- Short problem -
Each entry must be reproduced precisely as it stands.

- Data lines -
------------------------------------------------------------------------

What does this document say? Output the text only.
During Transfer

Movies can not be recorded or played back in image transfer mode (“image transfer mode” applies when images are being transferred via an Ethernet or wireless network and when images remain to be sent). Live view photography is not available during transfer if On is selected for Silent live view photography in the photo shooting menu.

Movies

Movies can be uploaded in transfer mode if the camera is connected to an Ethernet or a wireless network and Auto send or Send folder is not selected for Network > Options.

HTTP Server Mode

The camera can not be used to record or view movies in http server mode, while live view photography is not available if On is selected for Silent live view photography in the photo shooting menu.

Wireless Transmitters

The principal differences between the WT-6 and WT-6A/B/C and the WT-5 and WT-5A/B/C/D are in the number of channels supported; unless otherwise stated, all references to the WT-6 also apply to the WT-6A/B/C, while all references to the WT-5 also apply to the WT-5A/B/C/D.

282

------------------------------------------------------------------------

- Reply -
What does this document say? Output the text only.
During Transfer

Movies can not be recorded or played back in image transfer mode (“image transfer mode” applies when images are being transferred via an Ethernet or wireless network and when images remain to be sent). Live view photography is not available during transfer if On is selected for Silent live view photography in the photo shooting menu.

Movies

Movies can be uploaded in transfer mode if the camera is connected to an Ethernet or a wireless network and Auto send or Send folder is not selected for Network > Options.

HTTP Server Mode

The camera can not be used to record or view movies in http server mode, while live view photography is not available if On is selected for Silent live view photography in the photo shooting menu.

Wireless Transmitters

The principal differences between the WT-6 and WT-6A/B/C and the WT-5 and WT-5A/B/C/D are in the number of channels supported; unless otherwise stated, all references to the WT-6 also apply to the WT-6A/B/C, while all references to the WT-5 also apply to the WT-5A/B/C/D.

282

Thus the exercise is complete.